A run of records:
——————
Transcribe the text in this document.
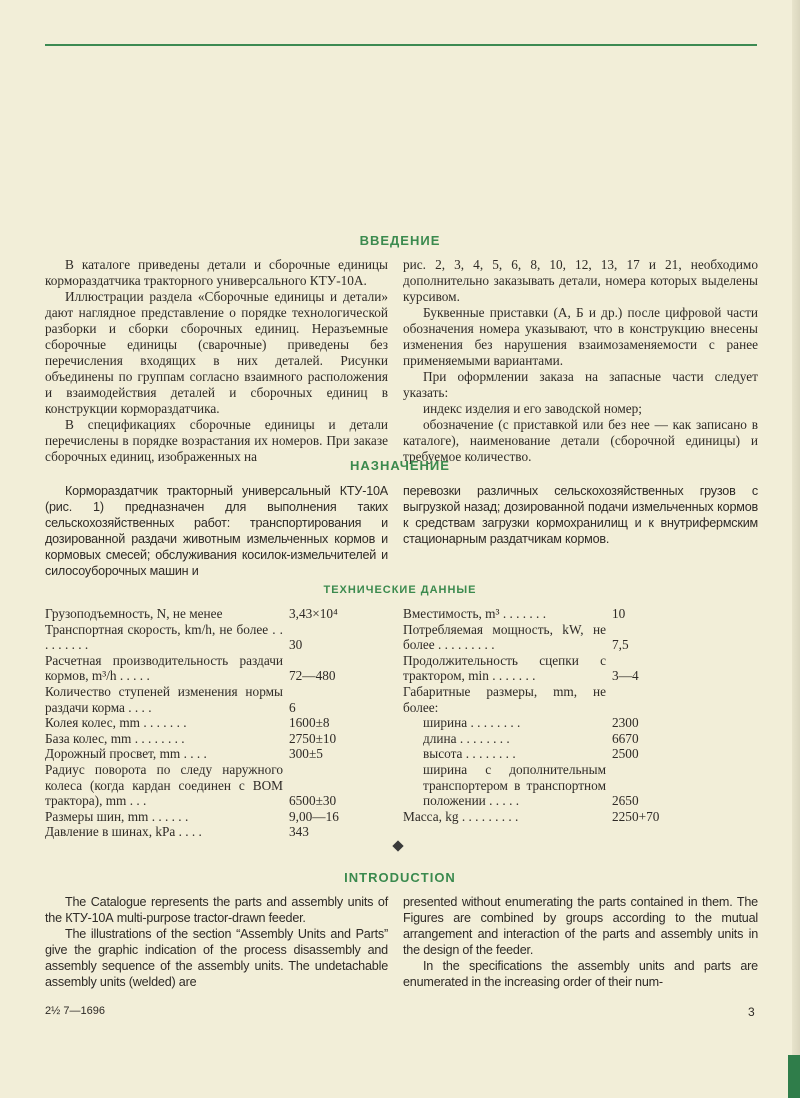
ВВЕДЕНИЕ

В каталоге приведены детали и сборочные единицы кормораздатчика тракторного универсального КТУ-10А.

Иллюстрации раздела «Сборочные единицы и детали» дают наглядное представление о порядке технологической разборки и сборки сборочных единиц. Неразъемные сборочные единицы (сварочные) приведены без перечисления входящих в них деталей. Рисунки объединены по группам согласно взаимного расположения и взаимодействия деталей и сборочных единиц в конструкции кормораздатчика.

В спецификациях сборочные единицы и детали перечислены в порядке возрастания их номеров. При заказе сборочных единиц, изображенных на

рис. 2, 3, 4, 5, 6, 8, 10, 12, 13, 17 и 21, необходимо дополнительно заказывать детали, номера которых выделены курсивом.

Буквенные приставки (А, Б и др.) после цифровой части обозначения номера указывают, что в конструкцию внесены изменения без нарушения взаимозаменяемости с ранее применяемыми вариантами.

При оформлении заказа на запасные части следует указать:

индекс изделия и его заводской номер;

обозначение (с приставкой или без нее — как записано в каталоге), наименование детали (сборочной единицы) и требуемое количество.

НАЗНАЧЕНИЕ

Кормораздатчик тракторный универсальный КТУ-10А (рис. 1) предназначен для выполнения таких сельскохозяйственных работ: транспортирования и дозированной раздачи животным измельченных кормов и кормовых смесей; обслуживания косилок-измельчителей и силосоуборочных машин и

перевозки различных сельскохозяйственных грузов с выгрузкой назад; дозированной подачи измельченных кормов к средствам загрузки кормохранилищ и к внутрифермским стационарным раздатчикам кормов.

ТЕХНИЧЕСКИЕ ДАННЫЕ
Грузоподъемность, N, не менее	3,43×10⁴
Транспортная скорость, km/h, не более . . . . . . . . .	30
Расчетная производительность раздачи кормов, m³/h . . . . .	72—480
Количество ступеней изменения нормы раздачи корма . . . .	6
Колея колес, mm . . . . . . .	1600±8
База колес, mm . . . . . . . .	2750±10
Дорожный просвет, mm . . . .	300±5
Радиус поворота по следу наружного колеса (когда кардан соединен с ВОМ трактора), mm . . .	6500±30
Размеры шин, mm . . . . . .	9,00—16
Давление в шинах, kPa . . . .	343
Вместимость, m³ . . . . . . .	10
Потребляемая мощность, kW, не более . . . . . . . . .	7,5
Продолжительность сцепки с трактором, min . . . . . . .	3—4
Габаритные размеры, mm, не более:
ширина . . . . . . . .	2300
длина . . . . . . . .	6670
высота . . . . . . . .	2500
ширина с дополнительным транспортером в транспортном положении . . . . .	2650
Масса, kg . . . . . . . . .	2250+70
INTRODUCTION

The Catalogue represents the parts and assembly units of the КТУ-10А multi-purpose tractor-drawn feeder.

The illustrations of the section “Assembly Units and Parts” give the graphic indication of the process disassembly and assembly sequence of the assembly units. The undetachable assembly units (welded) are

presented without enumerating the parts contained in them. The Figures are combined by groups according to the mutual arrangement and interaction of the parts and assembly units in the design of the feeder.

In the specifications the assembly units and parts are enumerated in the increasing order of their num-

2½ 7—1696	3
——————
▶ [What you need to do] Ignore the images and quote every line of the listing exactly.

▶ [Exercise solution]
Transcribe the text in this document.
ВВЕДЕНИЕ

В каталоге приведены детали и сборочные единицы кормораздатчика тракторного универсального КТУ-10А.

Иллюстрации раздела «Сборочные единицы и детали» дают наглядное представление о порядке технологической разборки и сборки сборочных единиц. Неразъемные сборочные единицы (сварочные) приведены без перечисления входящих в них деталей. Рисунки объединены по группам согласно взаимного расположения и взаимодействия деталей и сборочных единиц в конструкции кормораздатчика.

В спецификациях сборочные единицы и детали перечислены в порядке возрастания их номеров. При заказе сборочных единиц, изображенных на

рис. 2, 3, 4, 5, 6, 8, 10, 12, 13, 17 и 21, необходимо дополнительно заказывать детали, номера которых выделены курсивом.

Буквенные приставки (А, Б и др.) после цифровой части обозначения номера указывают, что в конструкцию внесены изменения без нарушения взаимозаменяемости с ранее применяемыми вариантами.

При оформлении заказа на запасные части следует указать:

индекс изделия и его заводской номер;

обозначение (с приставкой или без нее — как записано в каталоге), наименование детали (сборочной единицы) и требуемое количество.

НАЗНАЧЕНИЕ

Кормораздатчик тракторный универсальный КТУ-10А (рис. 1) предназначен для выполнения таких сельскохозяйственных работ: транспортирования и дозированной раздачи животным измельченных кормов и кормовых смесей; обслуживания косилок-измельчителей и силосоуборочных машин и

перевозки различных сельскохозяйственных грузов с выгрузкой назад; дозированной подачи измельченных кормов к средствам загрузки кормохранилищ и к внутрифермским стационарным раздатчикам кормов.

ТЕХНИЧЕСКИЕ ДАННЫЕ
Грузоподъемность, N, не менее	3,43×10⁴
Транспортная скорость, km/h, не более . . . . . . . . .	30
Расчетная производительность раздачи кормов, m³/h . . . . .	72—480
Количество ступеней изменения нормы раздачи корма . . . .	6
Колея колес, mm . . . . . . .	1600±8
База колес, mm . . . . . . . .	2750±10
Дорожный просвет, mm . . . .	300±5
Радиус поворота по следу наружного колеса (когда кардан соединен с ВОМ трактора), mm . . .	6500±30
Размеры шин, mm . . . . . .	9,00—16
Давление в шинах, kPa . . . .	343
Вместимость, m³ . . . . . . .	10
Потребляемая мощность, kW, не более . . . . . . . . .	7,5
Продолжительность сцепки с трактором, min . . . . . . .	3—4
Габаритные размеры, mm, не более:
ширина . . . . . . . .	2300
длина . . . . . . . .	6670
высота . . . . . . . .	2500
ширина с дополнительным транспортером в транспортном положении . . . . .	2650
Масса, kg . . . . . . . . .	2250+70
INTRODUCTION

The Catalogue represents the parts and assembly units of the КТУ-10А multi-purpose tractor-drawn feeder.

The illustrations of the section “Assembly Units and Parts” give the graphic indication of the process disassembly and assembly sequence of the assembly units. The undetachable assembly units (welded) are

presented without enumerating the parts contained in them. The Figures are combined by groups according to the mutual arrangement and interaction of the parts and assembly units in the design of the feeder.

In the specifications the assembly units and parts are enumerated in the increasing order of their num-

2½ 7—1696	3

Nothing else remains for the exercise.